The problem: Please pull out every line that includes the string "сельское".
#### Data records ####
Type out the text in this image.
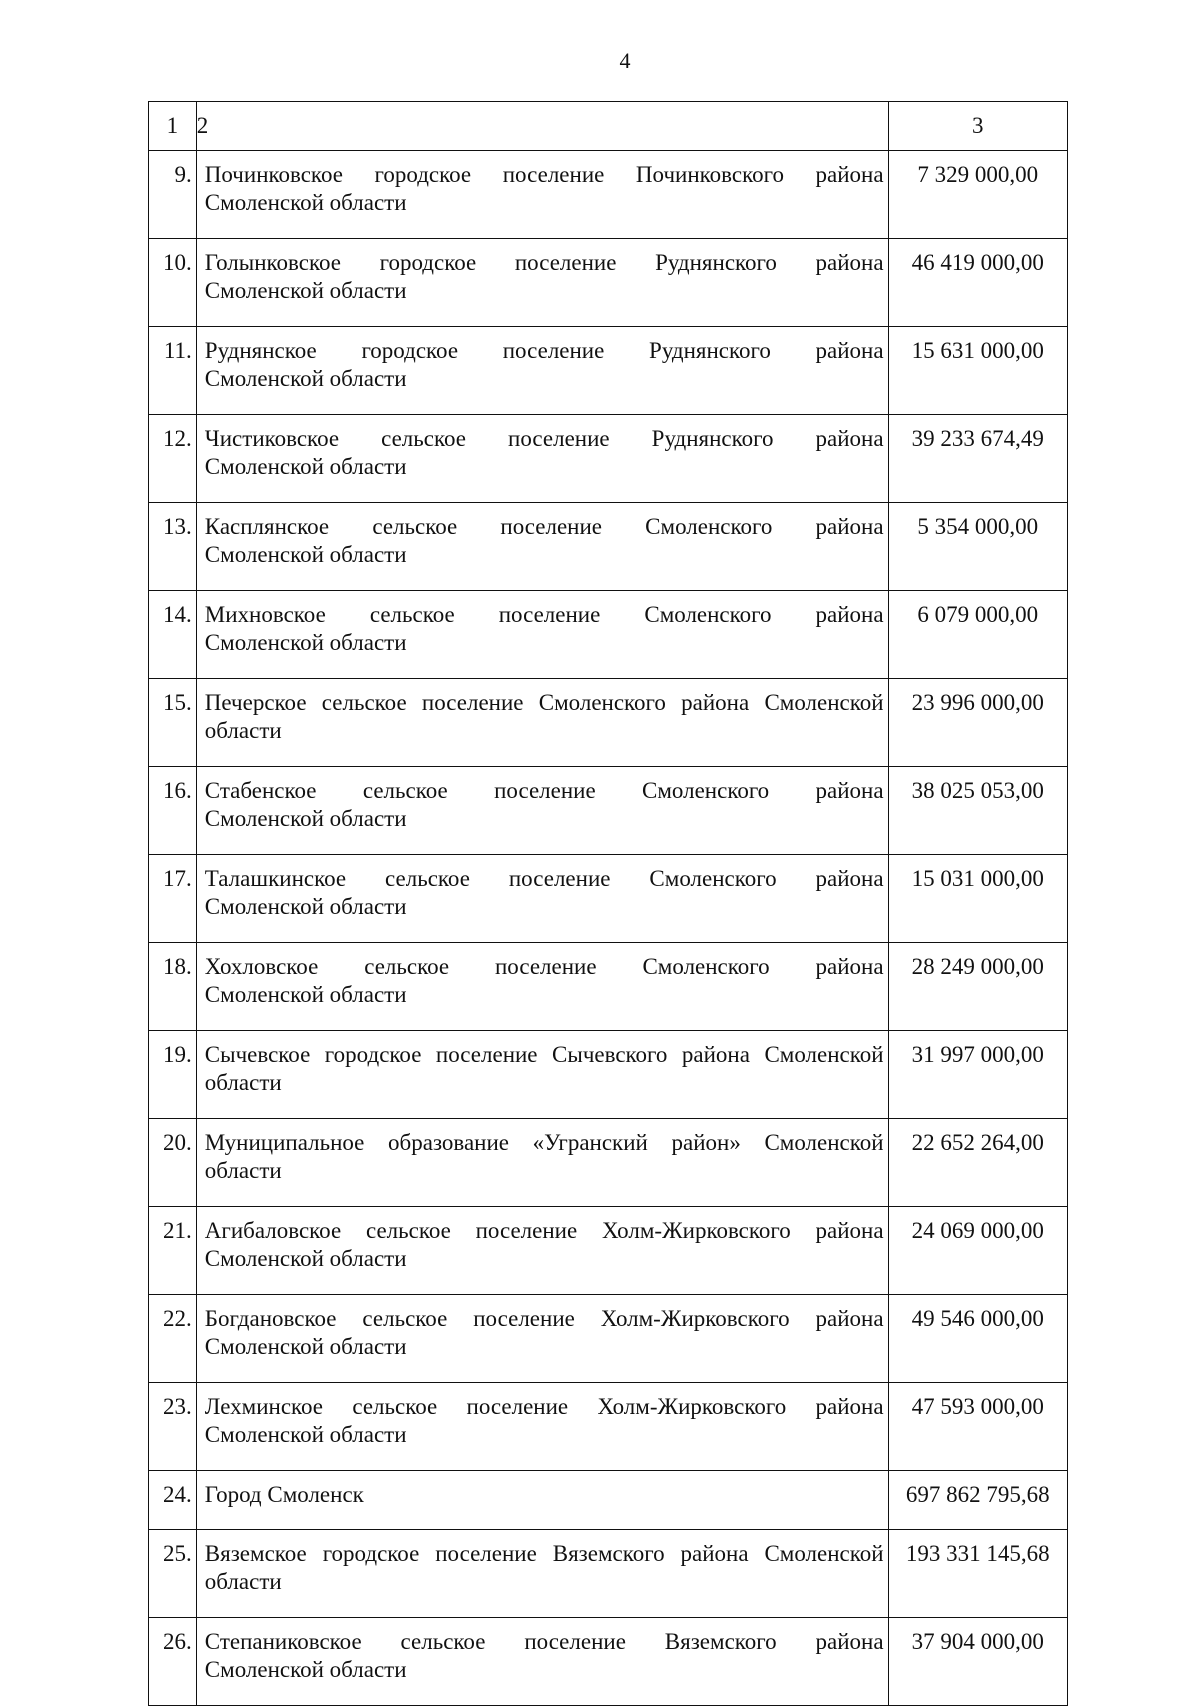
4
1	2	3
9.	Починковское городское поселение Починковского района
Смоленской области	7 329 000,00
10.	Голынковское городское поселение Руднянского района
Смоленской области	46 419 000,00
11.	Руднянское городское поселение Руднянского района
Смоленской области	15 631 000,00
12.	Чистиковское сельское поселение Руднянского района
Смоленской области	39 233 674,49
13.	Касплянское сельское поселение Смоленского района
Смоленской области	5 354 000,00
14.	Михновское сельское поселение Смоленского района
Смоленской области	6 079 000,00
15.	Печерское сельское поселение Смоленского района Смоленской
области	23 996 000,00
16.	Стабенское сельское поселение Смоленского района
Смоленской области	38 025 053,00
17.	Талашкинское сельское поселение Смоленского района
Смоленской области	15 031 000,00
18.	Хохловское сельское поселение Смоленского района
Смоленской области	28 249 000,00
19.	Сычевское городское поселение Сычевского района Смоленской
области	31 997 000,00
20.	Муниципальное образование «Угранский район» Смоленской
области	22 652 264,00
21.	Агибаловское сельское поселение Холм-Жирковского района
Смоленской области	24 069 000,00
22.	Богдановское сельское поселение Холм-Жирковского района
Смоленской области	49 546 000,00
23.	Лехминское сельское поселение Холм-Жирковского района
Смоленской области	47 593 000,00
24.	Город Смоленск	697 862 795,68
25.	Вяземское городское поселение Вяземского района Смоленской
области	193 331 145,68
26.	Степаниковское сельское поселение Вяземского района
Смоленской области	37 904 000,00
####
#### Data records ####
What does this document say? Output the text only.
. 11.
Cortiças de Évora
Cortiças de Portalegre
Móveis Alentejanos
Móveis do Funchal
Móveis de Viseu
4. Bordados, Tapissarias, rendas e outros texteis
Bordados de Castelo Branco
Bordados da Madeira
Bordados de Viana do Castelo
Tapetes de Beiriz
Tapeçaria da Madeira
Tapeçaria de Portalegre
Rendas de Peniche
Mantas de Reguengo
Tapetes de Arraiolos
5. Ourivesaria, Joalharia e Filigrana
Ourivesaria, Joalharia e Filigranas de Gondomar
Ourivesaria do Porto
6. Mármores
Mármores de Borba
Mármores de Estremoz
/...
####
#### Data records ####
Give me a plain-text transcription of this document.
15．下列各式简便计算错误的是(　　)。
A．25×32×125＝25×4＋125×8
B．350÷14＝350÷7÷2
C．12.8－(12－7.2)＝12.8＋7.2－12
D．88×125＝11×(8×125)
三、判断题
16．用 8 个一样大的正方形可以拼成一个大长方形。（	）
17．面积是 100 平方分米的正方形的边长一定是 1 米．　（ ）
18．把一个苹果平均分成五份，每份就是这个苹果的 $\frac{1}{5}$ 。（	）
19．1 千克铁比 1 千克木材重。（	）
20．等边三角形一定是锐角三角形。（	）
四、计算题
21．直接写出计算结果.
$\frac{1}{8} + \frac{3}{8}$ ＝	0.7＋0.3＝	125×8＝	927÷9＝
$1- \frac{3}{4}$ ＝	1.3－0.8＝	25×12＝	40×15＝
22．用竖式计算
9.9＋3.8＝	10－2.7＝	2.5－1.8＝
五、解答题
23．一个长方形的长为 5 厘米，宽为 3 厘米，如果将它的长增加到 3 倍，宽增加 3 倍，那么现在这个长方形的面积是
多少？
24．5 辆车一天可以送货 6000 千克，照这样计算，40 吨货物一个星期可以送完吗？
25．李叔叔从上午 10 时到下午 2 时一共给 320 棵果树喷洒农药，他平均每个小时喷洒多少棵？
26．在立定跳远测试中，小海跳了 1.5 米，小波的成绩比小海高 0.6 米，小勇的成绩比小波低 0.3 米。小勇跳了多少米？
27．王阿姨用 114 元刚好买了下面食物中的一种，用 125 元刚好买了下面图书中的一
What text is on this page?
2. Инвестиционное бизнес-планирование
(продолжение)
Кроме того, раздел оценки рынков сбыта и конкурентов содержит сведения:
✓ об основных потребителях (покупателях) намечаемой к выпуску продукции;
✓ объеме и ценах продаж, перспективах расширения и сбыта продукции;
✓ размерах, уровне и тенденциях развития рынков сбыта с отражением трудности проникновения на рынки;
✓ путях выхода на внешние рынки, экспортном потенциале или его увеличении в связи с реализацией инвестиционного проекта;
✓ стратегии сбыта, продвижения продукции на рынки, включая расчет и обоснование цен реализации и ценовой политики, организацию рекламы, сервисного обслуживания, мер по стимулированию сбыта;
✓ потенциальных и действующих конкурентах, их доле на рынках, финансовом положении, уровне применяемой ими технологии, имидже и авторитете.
####
Response to the exercise:
12.	Чистиковское сельское поселение Руднянского района
13.	Касплянское сельское поселение Смоленского района
14.	Михновское сельское поселение Смоленского района
15.	Печерское сельское поселение Смоленского района Смоленской
16.	Стабенское сельское поселение Смоленского района
17.	Талашкинское сельское поселение Смоленского района
18.	Хохловское сельское поселение Смоленского района
21.	Агибаловское сельское поселение Холм-Жирковского района
22.	Богдановское сельское поселение Холм-Жирковского района
23.	Лехминское сельское поселение Холм-Жирковского района
26.	Степаниковское сельское поселение Вяземского района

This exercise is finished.